**WHAT YOU NEED TO DO:**
The data below should be restated word for word, with every picture omitted.

**RECORD EXCERPTS:**
## begin
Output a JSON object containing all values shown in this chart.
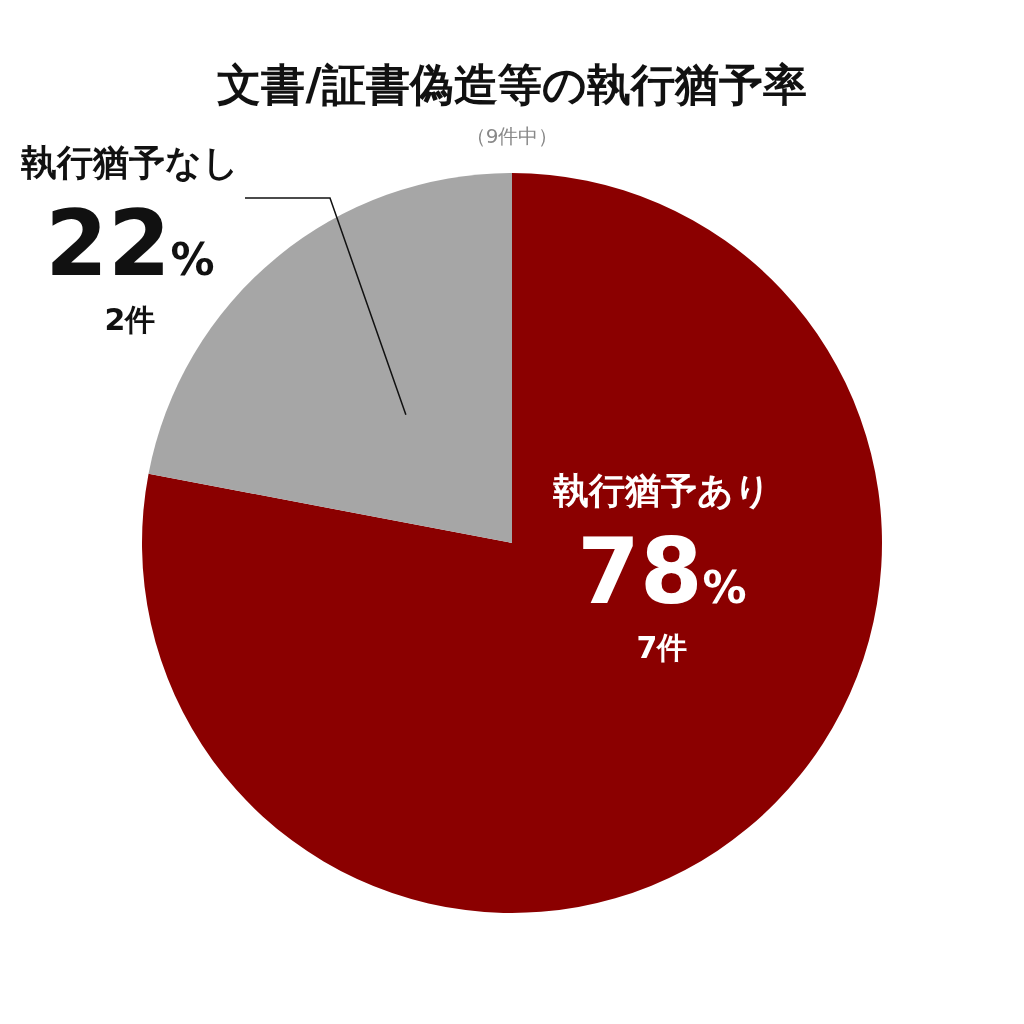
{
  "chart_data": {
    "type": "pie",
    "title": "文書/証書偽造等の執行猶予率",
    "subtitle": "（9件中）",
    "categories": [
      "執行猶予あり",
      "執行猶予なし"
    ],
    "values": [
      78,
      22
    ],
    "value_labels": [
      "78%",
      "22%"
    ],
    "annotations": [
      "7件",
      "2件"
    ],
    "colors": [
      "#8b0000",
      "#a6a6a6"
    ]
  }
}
## end
**FINAL RESULT:**
Output a JSON object containing all values shown in this chart.
{
  "chart_data": {
    "type": "pie",
    "title": "文書/証書偽造等の執行猶予率",
    "subtitle": "（9件中）",
    "categories": [
      "執行猶予あり",
      "執行猶予なし"
    ],
    "values": [
      78,
      22
    ],
    "value_labels": [
      "78%",
      "22%"
    ],
    "annotations": [
      "7件",
      "2件"
    ],
    "colors": [
      "#8b0000",
      "#a6a6a6"
    ]
  }
}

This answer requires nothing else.